DATA EXCERPTS:
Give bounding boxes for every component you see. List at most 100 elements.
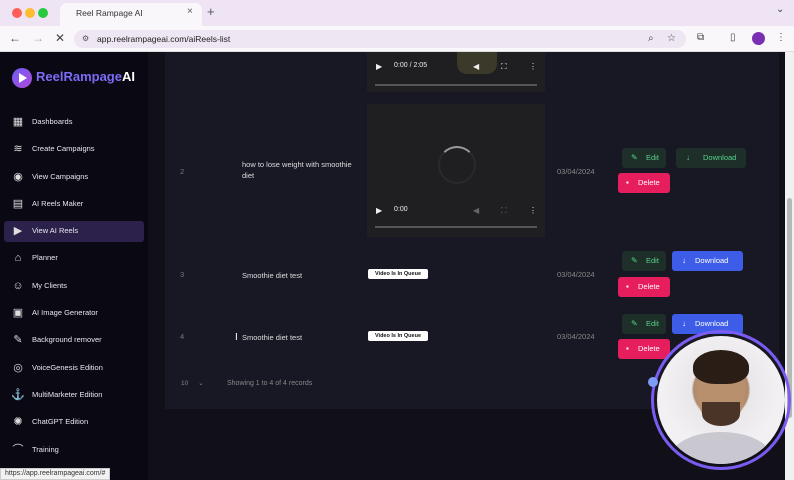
webcam-overlay [657,336,785,464]
new-tab-icon[interactable]: + [207,4,215,19]
sidebar-item-voicegenesis-edition[interactable]: ◎ VoiceGenesis Edition [4,358,144,379]
delete-button[interactable]: ▪ Delete [618,277,670,297]
video-time: 0:00 / 2:05 [394,62,428,69]
delete-button[interactable]: ▪ Delete [618,173,670,193]
sidebar-item-background-remover[interactable]: ✎ Background remover [4,330,144,351]
video-time: 0:00 [394,206,408,213]
address-bar[interactable]: ⚙ app.reelrampageai.com/aiReels-list ⌕ ☆ [74,30,686,48]
row-title: Smoothie diet test [242,271,303,280]
play-icon[interactable]: ▶ [376,206,382,215]
sidebar-item-multimarketer-edition[interactable]: ⚓ MultiMarketer Edition [4,385,144,406]
sidebar-item-view-campaigns[interactable]: ◉ View Campaigns [4,167,144,188]
video-player-top[interactable]: ▶ 0:00 / 2:05 ◀ ⛶ ⋮ [367,52,545,92]
edit-icon: ✎ [631,256,638,265]
chevron-down-icon: ⌄ [198,380,204,387]
image-icon: ▣ [12,307,24,319]
mute-icon[interactable]: ◀ [473,206,479,215]
play-icon[interactable]: ▶ [376,62,382,71]
sidebar-item-label: My Clients [32,281,68,290]
sidebar-item-label: View AI Reels [32,226,79,235]
delete-label: Delete [638,178,660,187]
browser-toolbar: ← → ✕ ⚙ app.reelrampageai.com/aiReels-li… [0,26,794,52]
voice-icon: ◎ [13,362,23,374]
download-button[interactable]: ↓ Download [672,251,743,271]
sidebar-item-planner[interactable]: ⌂ Planner [4,248,144,269]
edit-button[interactable]: ✎ Edit [622,148,666,168]
url-text: app.reelrampageai.com/aiReels-list [97,34,231,44]
minimize-window-button[interactable] [25,8,35,18]
sidebar-item-dashboards[interactable]: ▦ Dashboards [4,112,144,133]
bank-icon: ⌂ [14,252,22,264]
webcam-shirt [671,432,771,464]
site-info-icon[interactable]: ⚙ [82,34,89,43]
extensions-icon[interactable]: ⧉ [697,32,704,43]
tab-close-icon[interactable]: × [187,6,193,17]
mute-icon[interactable]: ◀ [473,62,479,71]
page-size-select[interactable]: 10 ⌄ [181,379,211,391]
download-icon: ↓ [682,319,686,328]
row-number: 2 [180,167,185,176]
download-button[interactable]: ↓ Download [676,148,746,168]
sidebar-item-view-ai-reels[interactable]: ▶ View AI Reels [4,221,144,242]
profile-avatar[interactable] [752,32,765,45]
row-title: how to lose weight with smoothie diet [242,160,352,180]
download-label: Download [695,319,729,328]
sidebar-item-training[interactable]: ⌒ Training [4,440,144,461]
maximize-window-button[interactable] [38,8,48,18]
pagination-info: Showing 1 to 4 of 4 records [227,380,313,387]
back-icon[interactable]: ← [9,31,21,45]
stop-loading-icon[interactable]: ✕ [55,31,65,45]
trash-icon: ▪ [626,282,629,291]
status-badge: Video Is In Queue [368,269,428,279]
sidebar-item-label: ChatGPT Edition [32,417,89,426]
fullscreen-icon[interactable]: ⛶ [501,206,507,216]
sidebar-item-create-campaigns[interactable]: ≋ Create Campaigns [4,139,144,160]
edit-button[interactable]: ✎ Edit [622,251,666,271]
video-options-icon[interactable]: ⋮ [529,62,537,71]
sidebar-item-label: AI Reels Maker [32,199,84,208]
zoom-icon[interactable]: ⌕ [648,33,654,44]
delete-button[interactable]: ▪ Delete [618,339,670,359]
video-options-icon[interactable]: ⋮ [529,206,537,215]
row-date: 03/04/2024 [557,270,595,279]
forward-icon[interactable]: → [32,31,44,45]
sidebar-item-my-clients[interactable]: ☺ My Clients [4,276,144,297]
edit-icon: ✎ [631,319,638,328]
sidebar-item-label: Background remover [32,335,102,344]
browser-menu-icon[interactable]: ⋮ [776,32,786,43]
text-cursor-icon: I [235,332,238,343]
cap-icon: ⌒ [12,444,24,456]
openai-icon: ✺ [13,416,23,428]
tab-search-icon[interactable]: ⌄ [776,4,784,15]
webcam-beard [702,402,740,426]
row-number: 3 [180,270,185,279]
eye-icon: ◉ [13,171,23,183]
fullscreen-icon[interactable]: ⛶ [501,62,507,72]
row-title: Smoothie diet test [242,333,303,342]
row-date: 03/04/2024 [557,167,595,176]
video-progress-bar[interactable] [375,84,537,86]
webcam-hair [693,350,749,384]
edit-label: Edit [646,256,659,265]
sidebar-item-label: MultiMarketer Edition [32,390,103,399]
sidebar-item-ai-image-generator[interactable]: ▣ AI Image Generator [4,303,144,324]
video-progress-bar[interactable] [375,226,537,228]
download-icon: ↓ [686,153,690,162]
loading-spinner-icon [438,146,476,184]
close-window-button[interactable] [12,8,22,18]
sidebar-item-ai-reels-maker[interactable]: ▤ AI Reels Maker [4,194,144,215]
webcam-indicator-dot [648,377,658,387]
edit-label: Edit [646,319,659,328]
grid-icon: ▦ [12,116,24,128]
status-bar-url: https://app.reelrampageai.com/# [0,468,111,480]
bookmark-star-icon[interactable]: ☆ [667,33,676,44]
side-panel-icon[interactable]: ▯ [730,32,736,43]
sidebar-item-chatgpt-edition[interactable]: ✺ ChatGPT Edition [4,412,144,433]
logo-play-icon [19,73,27,83]
delete-label: Delete [638,344,660,353]
browser-tab[interactable]: Reel Rampage AI × [60,3,202,26]
logo-text[interactable]: ReelRampageAI [36,69,135,84]
edit-button[interactable]: ✎ Edit [622,314,666,334]
edit-icon: ✎ [631,153,638,162]
sidebar-item-label: Planner [32,253,58,262]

TASK GOAL: Whenever "webcam" occurs in a line above, copy that line.

YOUR SOLUTION:
webcam-overlay [657,336,785,464]
webcam-shirt [671,432,771,464]
webcam-beard [702,402,740,426]
webcam-hair [693,350,749,384]
webcam-indicator-dot [648,377,658,387]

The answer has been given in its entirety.